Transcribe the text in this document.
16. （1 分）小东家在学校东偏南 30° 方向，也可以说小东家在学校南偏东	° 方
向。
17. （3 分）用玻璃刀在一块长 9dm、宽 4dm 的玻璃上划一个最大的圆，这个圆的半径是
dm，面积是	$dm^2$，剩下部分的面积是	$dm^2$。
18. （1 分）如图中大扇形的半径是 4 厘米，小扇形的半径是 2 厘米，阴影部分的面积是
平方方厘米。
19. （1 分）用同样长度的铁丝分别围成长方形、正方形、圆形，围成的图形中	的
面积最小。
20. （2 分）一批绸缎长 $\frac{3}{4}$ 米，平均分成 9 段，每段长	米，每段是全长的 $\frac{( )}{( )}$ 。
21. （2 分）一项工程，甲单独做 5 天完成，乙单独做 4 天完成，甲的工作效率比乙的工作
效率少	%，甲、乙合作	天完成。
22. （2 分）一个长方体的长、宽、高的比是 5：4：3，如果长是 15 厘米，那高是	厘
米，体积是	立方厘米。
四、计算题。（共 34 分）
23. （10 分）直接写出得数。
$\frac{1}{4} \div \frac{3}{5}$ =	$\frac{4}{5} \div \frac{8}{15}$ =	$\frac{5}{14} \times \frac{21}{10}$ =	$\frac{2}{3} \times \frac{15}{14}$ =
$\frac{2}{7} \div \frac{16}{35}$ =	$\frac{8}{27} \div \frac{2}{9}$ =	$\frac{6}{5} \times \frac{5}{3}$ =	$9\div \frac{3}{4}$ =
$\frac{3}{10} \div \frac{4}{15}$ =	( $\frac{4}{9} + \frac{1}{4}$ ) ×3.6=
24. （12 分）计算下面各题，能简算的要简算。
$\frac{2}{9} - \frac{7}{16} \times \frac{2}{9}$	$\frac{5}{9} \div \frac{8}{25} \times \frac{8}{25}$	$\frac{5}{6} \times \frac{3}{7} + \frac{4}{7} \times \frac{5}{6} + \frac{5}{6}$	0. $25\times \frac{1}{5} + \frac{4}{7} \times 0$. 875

──────────────────────────────

- Set task: Wherever "times" shows up in a line, copy that line.

- Final result:
$\frac{1}{4} \div \frac{3}{5}$ =	$\frac{4}{5} \div \frac{8}{15}$ =	$\frac{5}{14} \times \frac{21}{10}$ =	$\frac{2}{3} \times \frac{15}{14}$ =
$\frac{2}{7} \div \frac{16}{35}$ =	$\frac{8}{27} \div \frac{2}{9}$ =	$\frac{6}{5} \times \frac{5}{3}$ =	$9\div \frac{3}{4}$ =
$\frac{2}{9} - \frac{7}{16} \times \frac{2}{9}$	$\frac{5}{9} \div \frac{8}{25} \times \frac{8}{25}$	$\frac{5}{6} \times \frac{3}{7} + \frac{4}{7} \times \frac{5}{6} + \frac{5}{6}$	0. $25\times \frac{1}{5} + \frac{4}{7} \times 0$. 875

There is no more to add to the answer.